▶ _Job_:
Write out the following lines exactly as they appear.
══ Information given
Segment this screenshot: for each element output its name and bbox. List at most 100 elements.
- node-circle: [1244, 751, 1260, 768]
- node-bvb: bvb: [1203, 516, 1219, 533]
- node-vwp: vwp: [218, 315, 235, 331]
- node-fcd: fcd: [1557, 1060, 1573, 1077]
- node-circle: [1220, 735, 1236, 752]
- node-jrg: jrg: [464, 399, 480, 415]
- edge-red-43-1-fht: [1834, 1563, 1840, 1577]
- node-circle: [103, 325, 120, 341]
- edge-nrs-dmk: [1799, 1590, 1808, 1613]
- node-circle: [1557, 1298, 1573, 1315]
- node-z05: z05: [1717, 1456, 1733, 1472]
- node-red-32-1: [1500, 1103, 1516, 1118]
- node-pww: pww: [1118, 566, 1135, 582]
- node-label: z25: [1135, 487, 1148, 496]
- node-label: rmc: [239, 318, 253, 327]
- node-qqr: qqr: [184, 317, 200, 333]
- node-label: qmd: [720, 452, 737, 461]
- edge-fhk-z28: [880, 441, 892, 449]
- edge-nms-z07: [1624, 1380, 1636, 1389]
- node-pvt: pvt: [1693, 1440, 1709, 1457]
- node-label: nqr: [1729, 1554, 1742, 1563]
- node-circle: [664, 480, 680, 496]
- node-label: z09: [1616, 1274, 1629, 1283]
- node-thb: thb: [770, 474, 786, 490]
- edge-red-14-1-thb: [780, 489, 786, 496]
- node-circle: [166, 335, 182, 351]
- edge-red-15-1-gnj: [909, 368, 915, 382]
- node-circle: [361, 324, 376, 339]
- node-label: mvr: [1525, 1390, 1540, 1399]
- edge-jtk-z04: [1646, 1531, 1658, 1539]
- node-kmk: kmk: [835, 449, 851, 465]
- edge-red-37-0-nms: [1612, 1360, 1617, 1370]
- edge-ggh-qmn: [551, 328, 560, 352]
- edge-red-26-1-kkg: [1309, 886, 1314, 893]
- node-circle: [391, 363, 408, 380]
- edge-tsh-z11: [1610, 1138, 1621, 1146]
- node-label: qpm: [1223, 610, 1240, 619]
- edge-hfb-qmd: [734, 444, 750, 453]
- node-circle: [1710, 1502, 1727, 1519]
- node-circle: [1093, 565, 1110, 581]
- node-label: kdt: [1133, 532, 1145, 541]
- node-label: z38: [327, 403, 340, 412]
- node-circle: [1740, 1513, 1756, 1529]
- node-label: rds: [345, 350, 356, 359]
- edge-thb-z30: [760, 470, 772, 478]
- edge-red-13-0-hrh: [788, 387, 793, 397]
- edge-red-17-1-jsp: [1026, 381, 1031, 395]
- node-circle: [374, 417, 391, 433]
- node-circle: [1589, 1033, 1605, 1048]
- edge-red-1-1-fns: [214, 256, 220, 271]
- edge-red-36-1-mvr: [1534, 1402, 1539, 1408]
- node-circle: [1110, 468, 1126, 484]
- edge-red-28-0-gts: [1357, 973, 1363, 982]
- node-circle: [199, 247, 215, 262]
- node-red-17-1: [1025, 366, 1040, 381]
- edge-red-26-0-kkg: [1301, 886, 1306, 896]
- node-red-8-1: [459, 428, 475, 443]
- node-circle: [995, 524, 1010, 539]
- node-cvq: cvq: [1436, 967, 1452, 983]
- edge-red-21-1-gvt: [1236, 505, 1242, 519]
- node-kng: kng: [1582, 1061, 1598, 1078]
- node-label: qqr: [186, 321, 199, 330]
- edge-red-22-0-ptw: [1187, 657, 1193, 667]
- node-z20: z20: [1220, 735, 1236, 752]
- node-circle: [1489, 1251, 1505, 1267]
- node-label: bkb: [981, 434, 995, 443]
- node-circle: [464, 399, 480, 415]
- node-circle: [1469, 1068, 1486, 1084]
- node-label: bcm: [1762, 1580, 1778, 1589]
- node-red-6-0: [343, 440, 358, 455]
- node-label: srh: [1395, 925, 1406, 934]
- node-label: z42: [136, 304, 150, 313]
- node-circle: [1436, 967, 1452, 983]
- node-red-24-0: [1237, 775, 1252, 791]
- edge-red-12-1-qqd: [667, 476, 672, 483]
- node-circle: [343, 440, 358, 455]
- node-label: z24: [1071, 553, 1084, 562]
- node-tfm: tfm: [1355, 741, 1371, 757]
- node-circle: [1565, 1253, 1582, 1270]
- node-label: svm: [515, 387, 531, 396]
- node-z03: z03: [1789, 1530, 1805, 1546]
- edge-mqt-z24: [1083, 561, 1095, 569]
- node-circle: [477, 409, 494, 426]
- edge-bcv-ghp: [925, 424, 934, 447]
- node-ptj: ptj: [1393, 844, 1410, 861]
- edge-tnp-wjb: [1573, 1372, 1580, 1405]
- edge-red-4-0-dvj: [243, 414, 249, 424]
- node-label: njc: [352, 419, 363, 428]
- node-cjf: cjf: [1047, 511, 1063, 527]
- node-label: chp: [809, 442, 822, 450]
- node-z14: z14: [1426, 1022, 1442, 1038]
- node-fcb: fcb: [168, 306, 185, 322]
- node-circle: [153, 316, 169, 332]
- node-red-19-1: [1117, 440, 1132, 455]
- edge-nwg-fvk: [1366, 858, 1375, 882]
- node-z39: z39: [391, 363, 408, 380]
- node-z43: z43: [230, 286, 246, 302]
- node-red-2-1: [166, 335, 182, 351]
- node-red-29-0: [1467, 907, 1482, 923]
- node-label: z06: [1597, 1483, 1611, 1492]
════
▶ _Response to this exercise_:
Segment this screenshot: for each element output its name and bbox. List at most 100 elements.
- node-circle: [1244, 751, 1260, 768]
- node-bvb: bvb: [1203, 516, 1219, 533]
- node-vwp: vwp: [218, 315, 235, 331]
- node-fcd: fcd: [1557, 1060, 1573, 1077]
- node-circle: [1220, 735, 1236, 752]
- node-jrg: jrg: [464, 399, 480, 415]
- edge-red-43-1-fht: [1834, 1563, 1840, 1577]
- node-circle: [103, 325, 120, 341]
- edge-nrs-dmk: [1799, 1590, 1808, 1613]
- node-circle: [1557, 1298, 1573, 1315]
- node-z05: z05: [1717, 1456, 1733, 1472]
- node-red-32-1: [1500, 1103, 1516, 1118]
- node-pww: pww: [1118, 566, 1135, 582]
- node-label: z25: [1135, 487, 1148, 496]
- node-label: rmc: [239, 318, 253, 327]
- node-qqr: qqr: [184, 317, 200, 333]
- node-label: qmd: [720, 452, 737, 461]
- edge-fhk-z28: [880, 441, 892, 449]
- edge-nms-z07: [1624, 1380, 1636, 1389]
- node-pvt: pvt: [1693, 1440, 1709, 1457]
- node-label: nqr: [1729, 1554, 1742, 1563]
- node-circle: [664, 480, 680, 496]
- node-label: z09: [1616, 1274, 1629, 1283]
- node-thb: thb: [770, 474, 786, 490]
- edge-red-14-1-thb: [780, 489, 786, 496]
- node-circle: [166, 335, 182, 351]
- edge-red-15-1-gnj: [909, 368, 915, 382]
- node-circle: [361, 324, 376, 339]
- node-label: mvr: [1525, 1390, 1540, 1399]
- edge-jtk-z04: [1646, 1531, 1658, 1539]
- node-kmk: kmk: [835, 449, 851, 465]
- edge-red-37-0-nms: [1612, 1360, 1617, 1370]
- edge-ggh-qmn: [551, 328, 560, 352]
- edge-red-26-1-kkg: [1309, 886, 1314, 893]
- node-circle: [391, 363, 408, 380]
- edge-tsh-z11: [1610, 1138, 1621, 1146]
- node-label: qpm: [1223, 610, 1240, 619]
- edge-hfb-qmd: [734, 444, 750, 453]
- node-circle: [1710, 1502, 1727, 1519]
- node-circle: [1093, 565, 1110, 581]
- node-label: kdt: [1133, 532, 1145, 541]
- node-label: z38: [327, 403, 340, 412]
- node-circle: [1740, 1513, 1756, 1529]
- node-label: rds: [345, 350, 356, 359]
- edge-thb-z30: [760, 470, 772, 478]
- edge-red-13-0-hrh: [788, 387, 793, 397]
- edge-red-17-1-jsp: [1026, 381, 1031, 395]
- node-circle: [374, 417, 391, 433]
- node-circle: [1589, 1033, 1605, 1048]
- edge-red-1-1-fns: [214, 256, 220, 271]
- edge-red-36-1-mvr: [1534, 1402, 1539, 1408]
- node-circle: [1110, 468, 1126, 484]
- edge-red-28-0-gts: [1357, 973, 1363, 982]
- node-circle: [199, 247, 215, 262]
- node-red-17-1: [1025, 366, 1040, 381]
- edge-red-26-0-kkg: [1301, 886, 1306, 896]
- node-red-8-1: [459, 428, 475, 443]
- node-circle: [995, 524, 1010, 539]
- node-cvq: cvq: [1436, 967, 1452, 983]
- edge-red-21-1-gvt: [1236, 505, 1242, 519]
- node-kng: kng: [1582, 1061, 1598, 1078]
- node-label: qqr: [186, 321, 199, 330]
- edge-red-22-0-ptw: [1187, 657, 1193, 667]
- node-z20: z20: [1220, 735, 1236, 752]
- node-circle: [1489, 1251, 1505, 1267]
- node-label: bkb: [981, 434, 995, 443]
- node-circle: [464, 399, 480, 415]
- node-circle: [1469, 1068, 1486, 1084]
- node-label: bcm: [1762, 1580, 1778, 1589]
- node-red-6-0: [343, 440, 358, 455]
- node-label: srh: [1395, 925, 1406, 934]
- node-label: z42: [136, 304, 150, 313]
- node-circle: [1436, 967, 1452, 983]
- node-red-24-0: [1237, 775, 1252, 791]
- edge-red-12-1-qqd: [667, 476, 672, 483]
- node-circle: [343, 440, 358, 455]
- node-label: z24: [1071, 553, 1084, 562]
- node-tfm: tfm: [1355, 741, 1371, 757]
- node-circle: [1565, 1253, 1582, 1270]
- node-label: svm: [515, 387, 531, 396]
- node-z03: z03: [1789, 1530, 1805, 1546]
- edge-mqt-z24: [1083, 561, 1095, 569]
- node-circle: [477, 409, 494, 426]
- edge-bcv-ghp: [925, 424, 934, 447]
- node-ptj: ptj: [1393, 844, 1410, 861]
- edge-tnp-wjb: [1573, 1372, 1580, 1405]
- edge-red-4-0-dvj: [243, 414, 249, 424]
- node-label: njc: [352, 419, 363, 428]
- node-cjf: cjf: [1047, 511, 1063, 527]
- node-label: chp: [809, 442, 822, 450]
- node-z14: z14: [1426, 1022, 1442, 1038]
- node-fcb: fcb: [168, 306, 185, 322]
- node-circle: [153, 316, 169, 332]
- node-red-19-1: [1117, 440, 1132, 455]
- edge-nwg-fvk: [1366, 858, 1375, 882]
- node-z39: z39: [391, 363, 408, 380]
- node-z43: z43: [230, 286, 246, 302]
- node-red-2-1: [166, 335, 182, 351]
- node-red-29-0: [1467, 907, 1482, 923]
- node-label: z06: [1597, 1483, 1611, 1492]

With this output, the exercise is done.